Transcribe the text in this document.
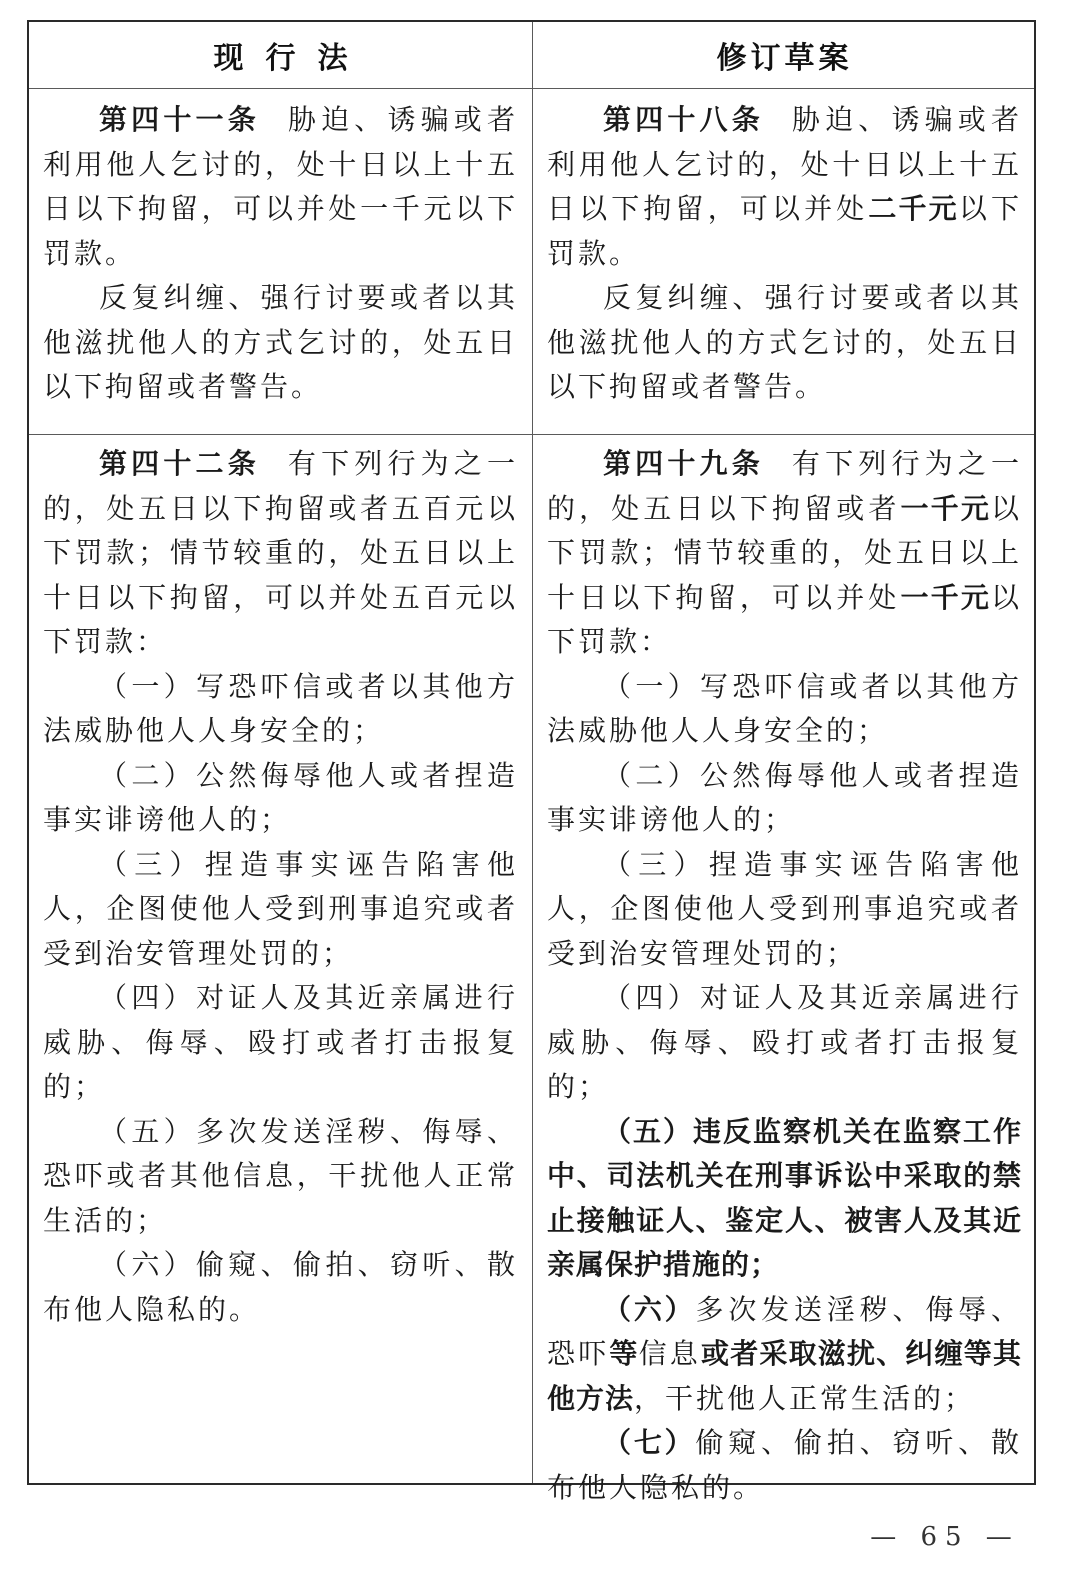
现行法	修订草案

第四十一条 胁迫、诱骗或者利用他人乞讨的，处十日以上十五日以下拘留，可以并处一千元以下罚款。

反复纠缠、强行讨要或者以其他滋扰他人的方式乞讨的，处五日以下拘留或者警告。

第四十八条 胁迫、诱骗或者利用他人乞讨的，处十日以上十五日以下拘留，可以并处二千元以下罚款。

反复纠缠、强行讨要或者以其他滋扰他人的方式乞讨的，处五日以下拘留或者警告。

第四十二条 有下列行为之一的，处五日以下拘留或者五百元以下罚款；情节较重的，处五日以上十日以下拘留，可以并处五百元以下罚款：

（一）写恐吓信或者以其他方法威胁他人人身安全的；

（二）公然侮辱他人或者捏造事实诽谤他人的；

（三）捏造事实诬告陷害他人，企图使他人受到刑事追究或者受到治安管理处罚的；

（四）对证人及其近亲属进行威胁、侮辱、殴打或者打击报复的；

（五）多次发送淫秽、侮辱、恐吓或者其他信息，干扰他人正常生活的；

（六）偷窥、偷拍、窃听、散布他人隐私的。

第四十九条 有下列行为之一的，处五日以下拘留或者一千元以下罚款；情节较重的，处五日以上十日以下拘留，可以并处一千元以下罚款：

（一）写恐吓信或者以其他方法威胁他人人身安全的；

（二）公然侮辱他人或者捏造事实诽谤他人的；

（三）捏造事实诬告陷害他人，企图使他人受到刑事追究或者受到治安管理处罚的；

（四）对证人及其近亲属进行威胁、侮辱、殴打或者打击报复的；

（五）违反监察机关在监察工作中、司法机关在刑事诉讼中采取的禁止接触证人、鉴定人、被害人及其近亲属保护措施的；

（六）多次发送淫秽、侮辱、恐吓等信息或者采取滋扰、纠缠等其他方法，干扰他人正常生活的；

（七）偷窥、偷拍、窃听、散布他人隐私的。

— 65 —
◇ ◇ ◇ ◇
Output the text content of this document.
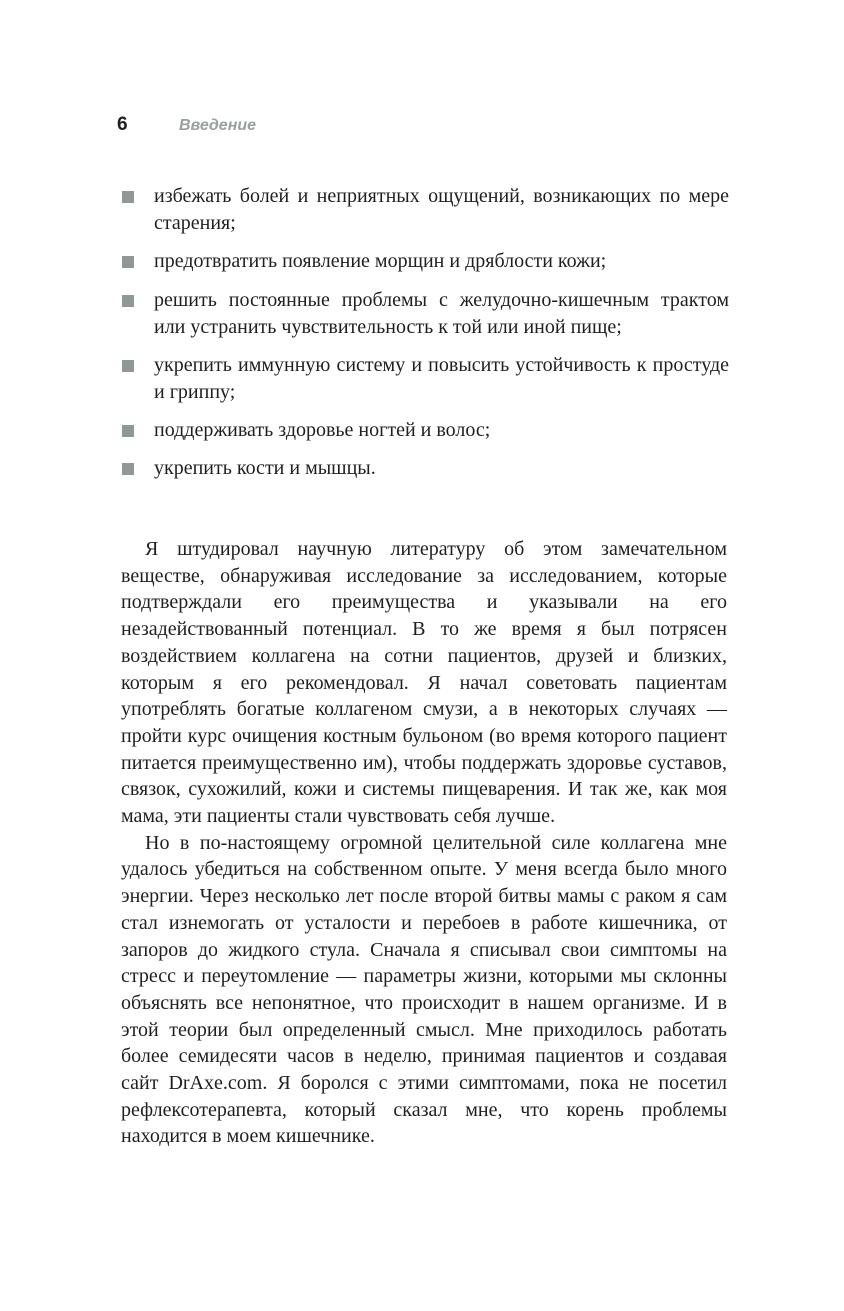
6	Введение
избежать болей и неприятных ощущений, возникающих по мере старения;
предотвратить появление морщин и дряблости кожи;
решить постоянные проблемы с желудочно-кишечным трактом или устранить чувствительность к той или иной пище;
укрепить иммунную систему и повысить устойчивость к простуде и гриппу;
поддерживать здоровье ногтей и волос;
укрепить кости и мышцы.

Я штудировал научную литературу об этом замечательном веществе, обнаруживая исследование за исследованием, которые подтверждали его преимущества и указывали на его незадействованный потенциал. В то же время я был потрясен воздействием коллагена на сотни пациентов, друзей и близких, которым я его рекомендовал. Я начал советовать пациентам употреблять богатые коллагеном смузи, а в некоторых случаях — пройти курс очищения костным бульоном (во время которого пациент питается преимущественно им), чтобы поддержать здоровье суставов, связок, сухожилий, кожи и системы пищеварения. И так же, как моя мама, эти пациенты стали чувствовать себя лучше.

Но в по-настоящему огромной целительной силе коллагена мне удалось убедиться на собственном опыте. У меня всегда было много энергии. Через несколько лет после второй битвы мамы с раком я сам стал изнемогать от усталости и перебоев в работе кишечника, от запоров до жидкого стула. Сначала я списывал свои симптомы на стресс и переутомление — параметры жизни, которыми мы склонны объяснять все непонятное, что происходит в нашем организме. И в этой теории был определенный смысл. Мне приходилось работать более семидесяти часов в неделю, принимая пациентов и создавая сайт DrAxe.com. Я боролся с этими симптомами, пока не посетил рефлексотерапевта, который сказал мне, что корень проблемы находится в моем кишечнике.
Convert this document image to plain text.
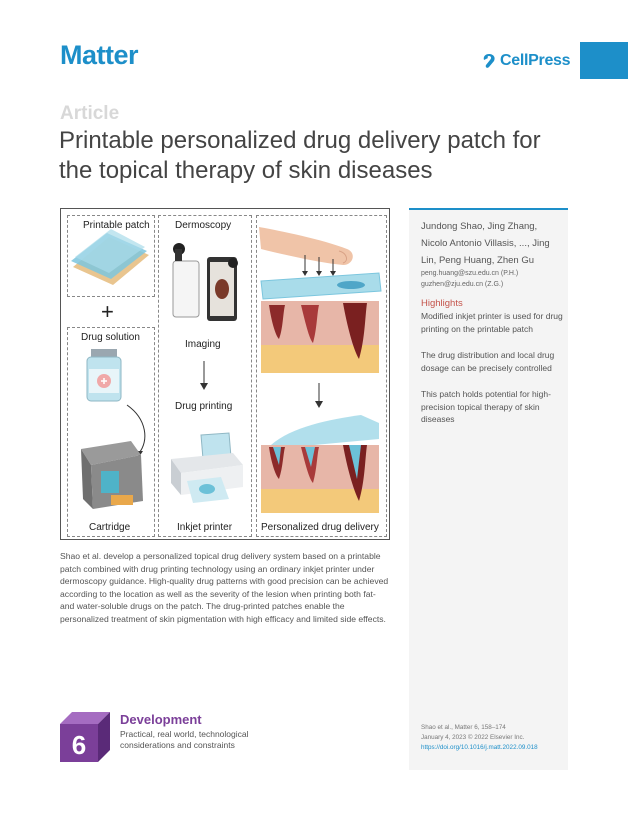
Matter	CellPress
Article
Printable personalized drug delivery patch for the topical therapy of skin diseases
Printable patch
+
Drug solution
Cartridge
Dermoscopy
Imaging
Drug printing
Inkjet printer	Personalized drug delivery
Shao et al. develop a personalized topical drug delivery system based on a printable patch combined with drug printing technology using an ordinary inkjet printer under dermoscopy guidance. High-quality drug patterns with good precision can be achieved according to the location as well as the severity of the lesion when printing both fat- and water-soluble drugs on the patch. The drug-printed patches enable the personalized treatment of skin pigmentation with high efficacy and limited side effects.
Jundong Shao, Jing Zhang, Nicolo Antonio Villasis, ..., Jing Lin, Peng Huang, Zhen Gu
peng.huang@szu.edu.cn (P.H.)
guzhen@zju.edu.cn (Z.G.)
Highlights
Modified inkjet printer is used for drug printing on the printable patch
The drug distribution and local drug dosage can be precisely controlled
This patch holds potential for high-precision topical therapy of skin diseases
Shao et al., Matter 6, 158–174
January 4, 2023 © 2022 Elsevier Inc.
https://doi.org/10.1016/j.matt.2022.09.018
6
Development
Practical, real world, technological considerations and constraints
◇ ◇ ◇ ◇
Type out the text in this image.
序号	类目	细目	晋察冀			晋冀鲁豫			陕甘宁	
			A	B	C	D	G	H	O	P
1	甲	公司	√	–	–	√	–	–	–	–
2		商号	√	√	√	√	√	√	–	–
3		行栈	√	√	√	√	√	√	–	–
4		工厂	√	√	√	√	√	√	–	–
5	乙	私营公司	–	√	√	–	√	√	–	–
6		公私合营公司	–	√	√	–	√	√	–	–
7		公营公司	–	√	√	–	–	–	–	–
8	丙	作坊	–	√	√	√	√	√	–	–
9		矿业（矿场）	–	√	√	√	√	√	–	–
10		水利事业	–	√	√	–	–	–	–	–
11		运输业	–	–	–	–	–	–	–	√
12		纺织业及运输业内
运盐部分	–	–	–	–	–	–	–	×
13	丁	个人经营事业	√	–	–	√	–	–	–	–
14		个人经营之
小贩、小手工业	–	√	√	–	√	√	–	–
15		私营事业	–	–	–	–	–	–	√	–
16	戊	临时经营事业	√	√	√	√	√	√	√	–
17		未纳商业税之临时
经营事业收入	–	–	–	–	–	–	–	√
◇ ◇ ◇ ◇
#### [Objective]
Scan the material above. Copy each line that holds the word "情节较重的".

#### [Solution to this exercise]
第四十二条 有下列行为之一的，处五日以下拘留或者五百元以下罚款；情节较重的，处五日以上十日以下拘留，可以并处五百元以下罚款：
第四十九条 有下列行为之一的，处五日以下拘留或者一千元以下罚款；情节较重的，处五日以上十日以下拘留，可以并处一千元以下罚款：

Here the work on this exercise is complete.